INPUT MATERIAL>

————————

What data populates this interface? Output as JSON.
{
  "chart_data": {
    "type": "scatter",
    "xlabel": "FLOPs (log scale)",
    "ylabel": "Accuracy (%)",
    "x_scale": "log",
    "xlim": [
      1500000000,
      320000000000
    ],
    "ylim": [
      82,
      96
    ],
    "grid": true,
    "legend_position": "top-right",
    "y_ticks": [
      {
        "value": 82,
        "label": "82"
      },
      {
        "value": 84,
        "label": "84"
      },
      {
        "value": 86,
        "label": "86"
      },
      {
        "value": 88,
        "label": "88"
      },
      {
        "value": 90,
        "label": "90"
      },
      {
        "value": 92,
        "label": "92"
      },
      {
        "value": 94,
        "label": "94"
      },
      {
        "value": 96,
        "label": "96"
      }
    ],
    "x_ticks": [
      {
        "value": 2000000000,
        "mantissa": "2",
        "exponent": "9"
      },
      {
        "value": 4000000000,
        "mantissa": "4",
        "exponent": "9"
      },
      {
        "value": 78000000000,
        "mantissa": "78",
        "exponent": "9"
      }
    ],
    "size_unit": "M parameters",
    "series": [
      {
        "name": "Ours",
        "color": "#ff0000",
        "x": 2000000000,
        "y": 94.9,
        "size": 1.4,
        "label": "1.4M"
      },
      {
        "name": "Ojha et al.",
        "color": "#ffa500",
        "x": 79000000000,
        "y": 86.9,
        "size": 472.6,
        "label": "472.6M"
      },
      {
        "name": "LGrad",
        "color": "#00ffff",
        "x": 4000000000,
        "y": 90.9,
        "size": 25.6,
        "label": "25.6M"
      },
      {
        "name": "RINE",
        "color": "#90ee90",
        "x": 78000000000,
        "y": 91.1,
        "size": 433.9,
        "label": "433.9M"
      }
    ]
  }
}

————————

TASK DESCRIPTION>
Repeat the records above exactly, from the first line to the last.

THE COMPLETED TASK>
What data populates this interface? Output as JSON.
{
  "chart_data": {
    "type": "scatter",
    "xlabel": "FLOPs (log scale)",
    "ylabel": "Accuracy (%)",
    "x_scale": "log",
    "xlim": [
      1500000000,
      320000000000
    ],
    "ylim": [
      82,
      96
    ],
    "grid": true,
    "legend_position": "top-right",
    "y_ticks": [
      {
        "value": 82,
        "label": "82"
      },
      {
        "value": 84,
        "label": "84"
      },
      {
        "value": 86,
        "label": "86"
      },
      {
        "value": 88,
        "label": "88"
      },
      {
        "value": 90,
        "label": "90"
      },
      {
        "value": 92,
        "label": "92"
      },
      {
        "value": 94,
        "label": "94"
      },
      {
        "value": 96,
        "label": "96"
      }
    ],
    "x_ticks": [
      {
        "value": 2000000000,
        "mantissa": "2",
        "exponent": "9"
      },
      {
        "value": 4000000000,
        "mantissa": "4",
        "exponent": "9"
      },
      {
        "value": 78000000000,
        "mantissa": "78",
        "exponent": "9"
      }
    ],
    "size_unit": "M parameters",
    "series": [
      {
        "name": "Ours",
        "color": "#ff0000",
        "x": 2000000000,
        "y": 94.9,
        "size": 1.4,
        "label": "1.4M"
      },
      {
        "name": "Ojha et al.",
        "color": "#ffa500",
        "x": 79000000000,
        "y": 86.9,
        "size": 472.6,
        "label": "472.6M"
      },
      {
        "name": "LGrad",
        "color": "#00ffff",
        "x": 4000000000,
        "y": 90.9,
        "size": 25.6,
        "label": "25.6M"
      },
      {
        "name": "RINE",
        "color": "#90ee90",
        "x": 78000000000,
        "y": 91.1,
        "size": 433.9,
        "label": "433.9M"
      }
    ]
  }
}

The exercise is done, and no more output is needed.